(Dataset entries)
↓↓↓

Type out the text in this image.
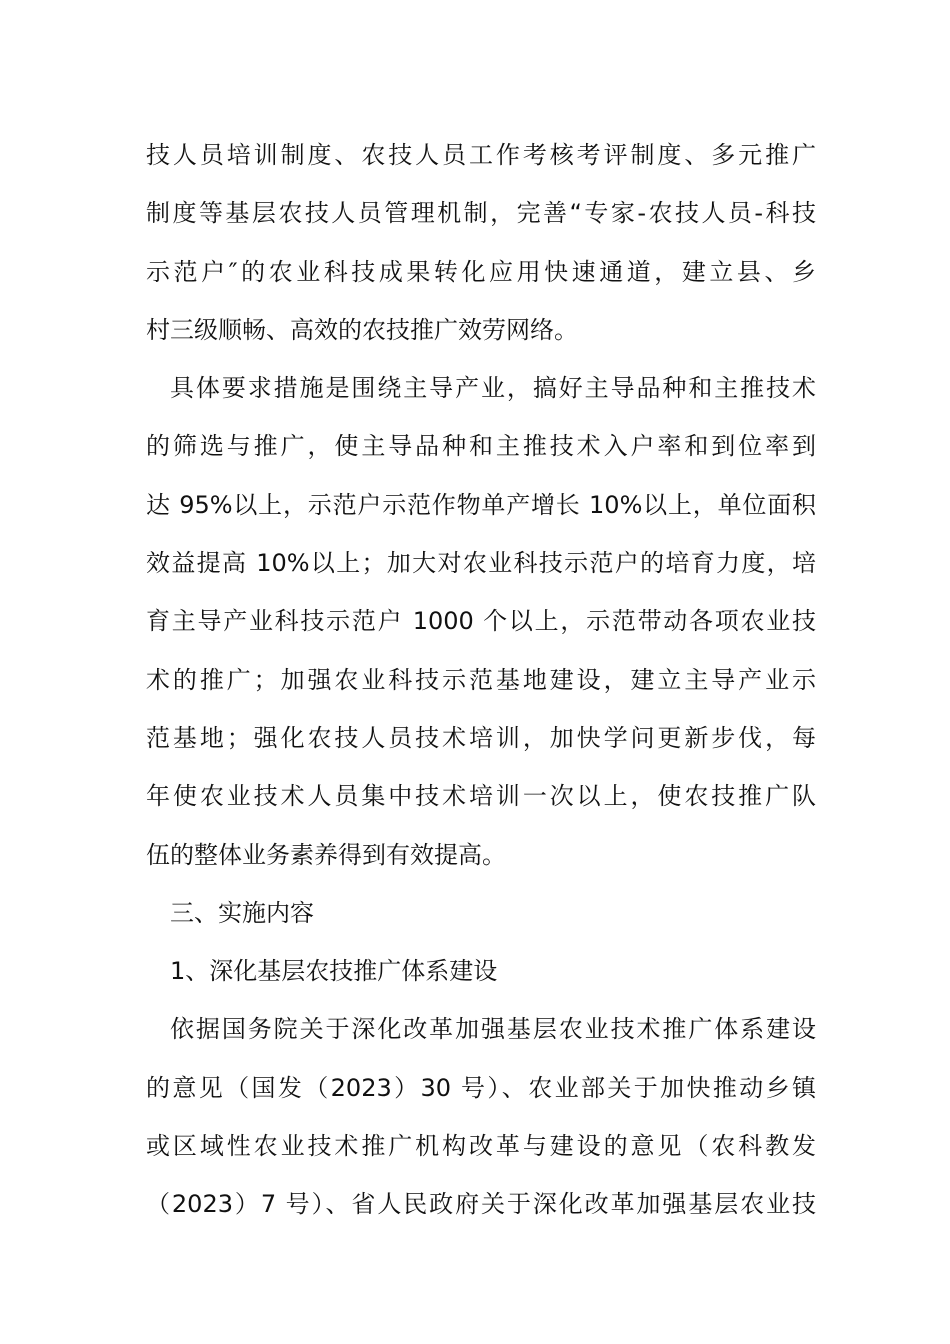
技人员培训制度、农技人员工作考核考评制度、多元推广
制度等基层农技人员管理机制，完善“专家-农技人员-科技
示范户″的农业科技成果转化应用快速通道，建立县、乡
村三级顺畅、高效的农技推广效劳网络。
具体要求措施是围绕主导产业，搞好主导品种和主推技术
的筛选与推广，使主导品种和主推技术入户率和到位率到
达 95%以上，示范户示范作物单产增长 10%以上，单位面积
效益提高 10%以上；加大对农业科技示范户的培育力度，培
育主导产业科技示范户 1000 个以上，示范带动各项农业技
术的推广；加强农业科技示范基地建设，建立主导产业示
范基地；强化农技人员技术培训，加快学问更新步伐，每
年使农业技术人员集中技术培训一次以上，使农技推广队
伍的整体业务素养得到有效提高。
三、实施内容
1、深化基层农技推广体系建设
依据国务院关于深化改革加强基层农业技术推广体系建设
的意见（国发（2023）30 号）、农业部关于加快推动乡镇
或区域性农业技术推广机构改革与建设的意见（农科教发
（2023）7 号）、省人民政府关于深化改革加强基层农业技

↑↑↑

**Exercise task:**
Retype the listing exactly. Pictures do not belong in the copy.

**Answer to the exercise:**
Type out the text in this image.
技人员培训制度、农技人员工作考核考评制度、多元推广
制度等基层农技人员管理机制，完善“专家-农技人员-科技
示范户″的农业科技成果转化应用快速通道，建立县、乡
村三级顺畅、高效的农技推广效劳网络。
具体要求措施是围绕主导产业，搞好主导品种和主推技术
的筛选与推广，使主导品种和主推技术入户率和到位率到
达 95%以上，示范户示范作物单产增长 10%以上，单位面积
效益提高 10%以上；加大对农业科技示范户的培育力度，培
育主导产业科技示范户 1000 个以上，示范带动各项农业技
术的推广；加强农业科技示范基地建设，建立主导产业示
范基地；强化农技人员技术培训，加快学问更新步伐，每
年使农业技术人员集中技术培训一次以上，使农技推广队
伍的整体业务素养得到有效提高。
三、实施内容
1、深化基层农技推广体系建设
依据国务院关于深化改革加强基层农业技术推广体系建设
的意见（国发（2023）30 号）、农业部关于加快推动乡镇
或区域性农业技术推广机构改革与建设的意见（农科教发
（2023）7 号）、省人民政府关于深化改革加强基层农业技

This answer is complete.